## Exercices
A. Selon l'extrait choisi, combien de revendications seront au cœur de la journée du 27 septembre ?
B. Citez, s'il vous plaît, l'extrait choisi de « Par Vincent Baillargeon » à « de la biodiversité. ».

## Extrait choisi
Par Vincent Baillargeon
Visuel du RÉPAC 03-12

Le 27 septembre prochain, s’annonce un moment fort de la mobilisation, plusieurs organisations prévoient des actions, des perturbations, des manifestations, des fermetures, et ce, dans un contexte de grève internationale pour l’action climatique.

Quatre revendications seront au cœur de cette journée :
No 1 : S’assurer, à travers des campagnes de sensibilisation régulières, que la population est pleinement informée de la gravité des dérèglements climatiques et de l’effondrement de la biodiversité.
No 2 : Adopter une loi climatique qui force l’atteinte des cibles de GES recommandées par le GIEC pour limiter le réchauffement du climat à 1,5 degré (le GIEC estime qu’une réduction des émissions nettes de CO2 de 50 % pour 2030 et de 100 % pour 2050, accompagnée d’une forte réduction des autres GES, donnerait à l’humanité 66 % de chances d’atteindre cet objectif).
No 3 : Interdire tout nouveau projet d’exploration ou d’exploitation des hydrocarbures, et mettre un terme à toutes les subventions directes ou indirectes aux combustibles fossiles.
No 4 : Créer des structures régionales permettant à la population de contribuer à une transition juste porteuse de justice sociale.

## Jeu de données
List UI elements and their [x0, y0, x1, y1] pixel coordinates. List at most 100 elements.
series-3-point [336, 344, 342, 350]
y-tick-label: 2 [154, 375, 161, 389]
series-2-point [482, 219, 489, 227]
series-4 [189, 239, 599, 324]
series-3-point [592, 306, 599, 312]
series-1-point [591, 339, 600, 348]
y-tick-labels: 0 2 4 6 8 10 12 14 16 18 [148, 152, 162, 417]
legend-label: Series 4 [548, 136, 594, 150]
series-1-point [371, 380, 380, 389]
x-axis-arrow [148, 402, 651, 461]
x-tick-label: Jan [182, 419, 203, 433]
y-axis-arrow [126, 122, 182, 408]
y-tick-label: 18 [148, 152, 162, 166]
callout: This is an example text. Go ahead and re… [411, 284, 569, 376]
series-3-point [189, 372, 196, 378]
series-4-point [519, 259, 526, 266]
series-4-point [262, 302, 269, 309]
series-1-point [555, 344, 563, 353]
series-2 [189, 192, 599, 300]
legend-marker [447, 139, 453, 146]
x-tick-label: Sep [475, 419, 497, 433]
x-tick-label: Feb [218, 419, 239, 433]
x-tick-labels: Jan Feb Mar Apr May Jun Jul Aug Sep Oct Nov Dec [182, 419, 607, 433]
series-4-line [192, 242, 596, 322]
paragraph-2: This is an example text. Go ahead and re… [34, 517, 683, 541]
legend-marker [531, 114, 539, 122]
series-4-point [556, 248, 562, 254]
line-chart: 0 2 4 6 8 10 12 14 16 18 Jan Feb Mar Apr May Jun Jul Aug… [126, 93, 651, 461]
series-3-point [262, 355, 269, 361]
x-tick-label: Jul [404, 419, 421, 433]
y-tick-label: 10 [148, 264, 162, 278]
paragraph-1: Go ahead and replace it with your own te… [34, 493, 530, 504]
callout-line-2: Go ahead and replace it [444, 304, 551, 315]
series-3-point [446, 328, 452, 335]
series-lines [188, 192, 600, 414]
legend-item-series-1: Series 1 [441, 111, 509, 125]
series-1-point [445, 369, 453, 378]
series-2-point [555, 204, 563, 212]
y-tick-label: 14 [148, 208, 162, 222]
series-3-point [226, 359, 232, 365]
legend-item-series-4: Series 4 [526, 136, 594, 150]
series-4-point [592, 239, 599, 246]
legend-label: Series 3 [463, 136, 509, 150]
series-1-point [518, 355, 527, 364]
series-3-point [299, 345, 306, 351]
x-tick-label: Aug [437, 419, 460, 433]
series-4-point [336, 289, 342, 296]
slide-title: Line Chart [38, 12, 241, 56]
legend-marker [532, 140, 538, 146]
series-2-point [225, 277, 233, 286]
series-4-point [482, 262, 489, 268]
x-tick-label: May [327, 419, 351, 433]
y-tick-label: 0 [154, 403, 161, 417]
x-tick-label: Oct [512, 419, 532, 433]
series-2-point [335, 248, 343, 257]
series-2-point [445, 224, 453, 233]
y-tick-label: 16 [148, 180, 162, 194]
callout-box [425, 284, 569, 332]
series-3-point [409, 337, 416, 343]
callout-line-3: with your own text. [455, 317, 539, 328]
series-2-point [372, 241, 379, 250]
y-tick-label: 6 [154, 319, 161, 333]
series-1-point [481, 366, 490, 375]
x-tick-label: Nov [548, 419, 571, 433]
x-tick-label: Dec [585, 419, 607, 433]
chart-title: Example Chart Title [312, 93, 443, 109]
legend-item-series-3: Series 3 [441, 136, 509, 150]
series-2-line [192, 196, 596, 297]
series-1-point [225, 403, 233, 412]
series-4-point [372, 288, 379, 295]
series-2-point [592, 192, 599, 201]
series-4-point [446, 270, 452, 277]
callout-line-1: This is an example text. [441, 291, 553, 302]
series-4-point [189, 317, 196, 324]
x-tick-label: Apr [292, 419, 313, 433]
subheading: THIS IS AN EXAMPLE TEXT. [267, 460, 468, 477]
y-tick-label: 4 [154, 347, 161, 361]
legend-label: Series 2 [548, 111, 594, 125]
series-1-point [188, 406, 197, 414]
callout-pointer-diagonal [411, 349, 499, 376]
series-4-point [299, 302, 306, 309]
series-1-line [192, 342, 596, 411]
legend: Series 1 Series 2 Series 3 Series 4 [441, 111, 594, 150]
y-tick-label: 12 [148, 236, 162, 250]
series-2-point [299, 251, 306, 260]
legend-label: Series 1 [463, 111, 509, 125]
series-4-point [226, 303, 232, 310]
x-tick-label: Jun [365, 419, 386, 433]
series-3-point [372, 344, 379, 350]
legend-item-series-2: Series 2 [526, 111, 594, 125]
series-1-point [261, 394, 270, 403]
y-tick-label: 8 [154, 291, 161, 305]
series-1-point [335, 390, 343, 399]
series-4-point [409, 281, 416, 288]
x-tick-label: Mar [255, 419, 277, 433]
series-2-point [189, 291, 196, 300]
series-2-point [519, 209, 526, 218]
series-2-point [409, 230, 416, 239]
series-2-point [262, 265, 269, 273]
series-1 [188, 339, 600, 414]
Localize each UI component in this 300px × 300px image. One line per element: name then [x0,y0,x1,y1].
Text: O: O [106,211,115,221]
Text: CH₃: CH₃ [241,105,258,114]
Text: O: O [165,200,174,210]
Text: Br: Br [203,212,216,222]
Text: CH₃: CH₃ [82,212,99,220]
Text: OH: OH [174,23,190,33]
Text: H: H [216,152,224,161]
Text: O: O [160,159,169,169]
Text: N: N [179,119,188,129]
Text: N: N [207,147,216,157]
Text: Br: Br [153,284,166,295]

## Réponses par exercice
A. Quatre revendications.

B.
Par Vincent Baillargeon
Visuel du RÉPAC 03-12

Le 27 septembre prochain, s’annonce un moment fort de la mobilisation, plusieurs organisations prévoient des actions, des perturbations, des manifestations, des fermetures, et ce, dans un contexte de grève internationale pour l’action climatique.

Quatre revendications seront au cœur de cette journée :
No 1 : S’assurer, à travers des campagnes de sensibilisation régulières, que la population est pleinement informée de la gravité des dérèglements climatiques et de l’effondrement de la biodiversité.